-- Your task --
Copy every line of the records below where the word "against" occurs.

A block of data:
"""
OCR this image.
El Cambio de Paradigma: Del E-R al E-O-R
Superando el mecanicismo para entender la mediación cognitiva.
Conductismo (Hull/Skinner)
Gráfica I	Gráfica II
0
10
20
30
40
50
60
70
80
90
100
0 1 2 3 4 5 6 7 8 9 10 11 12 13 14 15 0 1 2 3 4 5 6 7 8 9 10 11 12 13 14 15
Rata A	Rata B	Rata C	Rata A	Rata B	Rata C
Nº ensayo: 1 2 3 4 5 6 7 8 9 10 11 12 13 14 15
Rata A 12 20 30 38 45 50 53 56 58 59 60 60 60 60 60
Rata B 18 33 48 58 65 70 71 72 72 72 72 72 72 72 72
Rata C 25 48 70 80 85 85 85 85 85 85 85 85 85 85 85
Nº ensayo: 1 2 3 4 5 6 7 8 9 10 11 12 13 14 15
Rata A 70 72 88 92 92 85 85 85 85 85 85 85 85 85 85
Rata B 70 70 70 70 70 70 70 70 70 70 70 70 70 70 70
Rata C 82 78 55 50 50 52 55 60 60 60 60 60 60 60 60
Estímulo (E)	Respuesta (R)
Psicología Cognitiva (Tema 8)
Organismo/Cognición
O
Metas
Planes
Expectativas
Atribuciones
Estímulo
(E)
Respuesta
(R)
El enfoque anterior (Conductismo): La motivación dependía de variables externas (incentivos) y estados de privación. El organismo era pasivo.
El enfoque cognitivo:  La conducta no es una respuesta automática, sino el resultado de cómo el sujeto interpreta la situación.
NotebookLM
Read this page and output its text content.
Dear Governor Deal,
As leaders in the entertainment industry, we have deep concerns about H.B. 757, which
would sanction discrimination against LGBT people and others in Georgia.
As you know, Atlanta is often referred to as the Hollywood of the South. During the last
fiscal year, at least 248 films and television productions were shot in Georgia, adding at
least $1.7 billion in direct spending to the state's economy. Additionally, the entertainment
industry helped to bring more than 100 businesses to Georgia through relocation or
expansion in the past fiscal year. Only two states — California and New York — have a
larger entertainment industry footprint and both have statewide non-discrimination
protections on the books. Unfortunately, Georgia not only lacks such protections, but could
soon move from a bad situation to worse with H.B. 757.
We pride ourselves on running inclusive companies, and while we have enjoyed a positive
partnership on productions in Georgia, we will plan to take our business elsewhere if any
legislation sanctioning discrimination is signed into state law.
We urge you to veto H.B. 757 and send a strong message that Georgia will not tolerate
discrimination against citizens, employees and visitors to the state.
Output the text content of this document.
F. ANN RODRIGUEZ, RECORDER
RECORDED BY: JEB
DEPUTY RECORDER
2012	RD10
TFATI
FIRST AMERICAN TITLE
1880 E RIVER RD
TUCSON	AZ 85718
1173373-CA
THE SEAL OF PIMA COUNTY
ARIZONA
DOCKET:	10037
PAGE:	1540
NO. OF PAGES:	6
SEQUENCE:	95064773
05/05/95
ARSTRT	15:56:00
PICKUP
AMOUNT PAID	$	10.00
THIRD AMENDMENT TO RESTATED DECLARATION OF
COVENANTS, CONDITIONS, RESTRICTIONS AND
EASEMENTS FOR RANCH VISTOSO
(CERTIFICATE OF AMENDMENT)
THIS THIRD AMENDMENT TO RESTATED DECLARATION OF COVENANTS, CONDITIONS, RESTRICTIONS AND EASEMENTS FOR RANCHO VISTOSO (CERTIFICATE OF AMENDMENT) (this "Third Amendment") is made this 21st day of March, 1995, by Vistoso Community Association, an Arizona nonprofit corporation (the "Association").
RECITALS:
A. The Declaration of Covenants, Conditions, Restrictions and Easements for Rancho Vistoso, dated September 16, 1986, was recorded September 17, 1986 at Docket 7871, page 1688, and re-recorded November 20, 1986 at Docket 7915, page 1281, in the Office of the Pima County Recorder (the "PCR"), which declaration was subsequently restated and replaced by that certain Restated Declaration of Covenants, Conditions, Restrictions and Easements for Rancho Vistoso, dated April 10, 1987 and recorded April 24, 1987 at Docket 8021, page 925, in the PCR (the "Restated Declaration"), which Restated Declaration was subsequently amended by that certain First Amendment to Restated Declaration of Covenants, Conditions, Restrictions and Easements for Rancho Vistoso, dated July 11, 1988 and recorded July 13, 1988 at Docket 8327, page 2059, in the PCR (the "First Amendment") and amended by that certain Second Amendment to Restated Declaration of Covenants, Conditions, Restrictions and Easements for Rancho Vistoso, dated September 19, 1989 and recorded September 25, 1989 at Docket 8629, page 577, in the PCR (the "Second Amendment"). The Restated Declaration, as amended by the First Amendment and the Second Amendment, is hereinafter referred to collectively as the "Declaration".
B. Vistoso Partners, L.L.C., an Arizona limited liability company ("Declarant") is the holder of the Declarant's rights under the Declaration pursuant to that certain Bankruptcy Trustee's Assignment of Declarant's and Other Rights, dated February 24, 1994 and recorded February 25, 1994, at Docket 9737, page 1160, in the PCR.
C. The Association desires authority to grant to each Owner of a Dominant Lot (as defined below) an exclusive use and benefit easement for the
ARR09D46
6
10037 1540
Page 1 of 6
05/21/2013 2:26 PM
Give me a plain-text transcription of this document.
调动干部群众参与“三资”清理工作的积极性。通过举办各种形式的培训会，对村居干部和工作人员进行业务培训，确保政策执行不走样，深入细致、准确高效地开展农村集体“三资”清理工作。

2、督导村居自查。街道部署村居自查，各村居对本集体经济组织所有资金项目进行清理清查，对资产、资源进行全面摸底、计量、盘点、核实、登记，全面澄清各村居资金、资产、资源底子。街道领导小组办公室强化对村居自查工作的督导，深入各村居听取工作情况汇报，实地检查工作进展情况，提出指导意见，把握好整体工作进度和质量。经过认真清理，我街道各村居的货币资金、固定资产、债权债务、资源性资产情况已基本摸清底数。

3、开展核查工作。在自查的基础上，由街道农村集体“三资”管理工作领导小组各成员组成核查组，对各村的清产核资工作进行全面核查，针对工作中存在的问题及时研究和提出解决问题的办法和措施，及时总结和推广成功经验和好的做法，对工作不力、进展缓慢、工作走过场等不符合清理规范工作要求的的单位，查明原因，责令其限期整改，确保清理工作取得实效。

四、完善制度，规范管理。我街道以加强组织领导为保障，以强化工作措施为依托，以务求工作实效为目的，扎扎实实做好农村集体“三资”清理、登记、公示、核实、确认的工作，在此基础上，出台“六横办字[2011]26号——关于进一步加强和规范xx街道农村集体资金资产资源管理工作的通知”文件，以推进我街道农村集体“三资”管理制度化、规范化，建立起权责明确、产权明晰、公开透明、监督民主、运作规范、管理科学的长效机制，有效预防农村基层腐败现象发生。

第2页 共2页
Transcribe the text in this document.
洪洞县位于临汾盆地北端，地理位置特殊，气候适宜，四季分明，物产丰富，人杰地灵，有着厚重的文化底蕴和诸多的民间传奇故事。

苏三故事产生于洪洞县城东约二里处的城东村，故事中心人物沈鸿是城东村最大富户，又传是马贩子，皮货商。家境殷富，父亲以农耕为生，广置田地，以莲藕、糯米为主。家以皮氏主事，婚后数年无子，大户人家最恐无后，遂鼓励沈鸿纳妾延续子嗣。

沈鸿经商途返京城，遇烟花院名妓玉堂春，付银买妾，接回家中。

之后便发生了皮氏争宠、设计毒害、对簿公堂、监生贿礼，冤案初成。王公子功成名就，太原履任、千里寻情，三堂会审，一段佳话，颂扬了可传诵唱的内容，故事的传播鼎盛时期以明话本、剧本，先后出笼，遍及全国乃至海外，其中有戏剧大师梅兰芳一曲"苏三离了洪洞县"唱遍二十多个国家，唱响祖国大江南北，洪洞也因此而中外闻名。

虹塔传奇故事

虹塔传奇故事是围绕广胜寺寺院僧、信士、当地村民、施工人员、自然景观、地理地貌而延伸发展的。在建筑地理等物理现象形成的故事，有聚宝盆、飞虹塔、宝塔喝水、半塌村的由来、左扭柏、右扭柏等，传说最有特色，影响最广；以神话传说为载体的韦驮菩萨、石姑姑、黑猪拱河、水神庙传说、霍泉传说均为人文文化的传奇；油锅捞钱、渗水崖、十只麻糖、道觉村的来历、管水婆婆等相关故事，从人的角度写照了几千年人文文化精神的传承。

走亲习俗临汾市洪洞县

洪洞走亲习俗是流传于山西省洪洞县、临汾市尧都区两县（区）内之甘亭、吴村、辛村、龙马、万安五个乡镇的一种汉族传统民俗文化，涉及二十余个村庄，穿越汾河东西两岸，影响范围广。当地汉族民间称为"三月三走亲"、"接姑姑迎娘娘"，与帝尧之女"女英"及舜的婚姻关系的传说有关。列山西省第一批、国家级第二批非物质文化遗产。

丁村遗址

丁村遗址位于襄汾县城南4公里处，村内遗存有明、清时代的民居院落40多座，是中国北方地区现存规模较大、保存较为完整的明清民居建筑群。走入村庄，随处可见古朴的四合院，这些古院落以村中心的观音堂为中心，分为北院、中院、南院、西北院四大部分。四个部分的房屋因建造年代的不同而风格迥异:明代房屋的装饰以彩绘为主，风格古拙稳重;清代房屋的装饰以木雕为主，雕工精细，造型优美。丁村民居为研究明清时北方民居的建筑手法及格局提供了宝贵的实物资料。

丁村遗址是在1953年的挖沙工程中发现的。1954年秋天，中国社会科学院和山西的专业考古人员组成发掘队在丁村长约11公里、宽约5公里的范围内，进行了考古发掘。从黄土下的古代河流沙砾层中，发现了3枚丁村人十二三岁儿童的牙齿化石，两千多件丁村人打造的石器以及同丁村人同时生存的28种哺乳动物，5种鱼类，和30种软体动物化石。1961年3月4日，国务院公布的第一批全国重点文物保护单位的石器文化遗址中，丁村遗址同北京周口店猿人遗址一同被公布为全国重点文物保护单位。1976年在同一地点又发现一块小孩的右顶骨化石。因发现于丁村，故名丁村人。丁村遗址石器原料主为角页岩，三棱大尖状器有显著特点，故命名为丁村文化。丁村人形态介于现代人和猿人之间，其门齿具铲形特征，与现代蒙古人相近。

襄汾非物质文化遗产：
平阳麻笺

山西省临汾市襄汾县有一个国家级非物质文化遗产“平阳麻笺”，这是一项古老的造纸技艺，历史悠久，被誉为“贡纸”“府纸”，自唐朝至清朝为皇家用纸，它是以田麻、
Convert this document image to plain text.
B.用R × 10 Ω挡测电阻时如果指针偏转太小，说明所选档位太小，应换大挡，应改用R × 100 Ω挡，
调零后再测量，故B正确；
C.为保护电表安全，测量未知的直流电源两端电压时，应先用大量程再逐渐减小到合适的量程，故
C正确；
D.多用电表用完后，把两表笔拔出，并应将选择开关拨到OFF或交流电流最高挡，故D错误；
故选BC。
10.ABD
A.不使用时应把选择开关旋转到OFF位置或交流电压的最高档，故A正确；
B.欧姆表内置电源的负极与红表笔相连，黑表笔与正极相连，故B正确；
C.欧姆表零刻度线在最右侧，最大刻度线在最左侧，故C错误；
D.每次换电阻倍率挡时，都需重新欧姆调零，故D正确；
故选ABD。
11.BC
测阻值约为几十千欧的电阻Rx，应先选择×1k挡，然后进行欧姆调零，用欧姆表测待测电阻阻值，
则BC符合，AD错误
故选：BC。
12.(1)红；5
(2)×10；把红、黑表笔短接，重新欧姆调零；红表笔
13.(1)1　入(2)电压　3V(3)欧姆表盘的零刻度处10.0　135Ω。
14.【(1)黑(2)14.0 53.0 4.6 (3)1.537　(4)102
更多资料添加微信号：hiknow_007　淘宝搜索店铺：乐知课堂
"""
-- Finished task --
would sanction discrimination against LGBT people and others in Georgia.
discrimination against citizens, employees and visitors to the state.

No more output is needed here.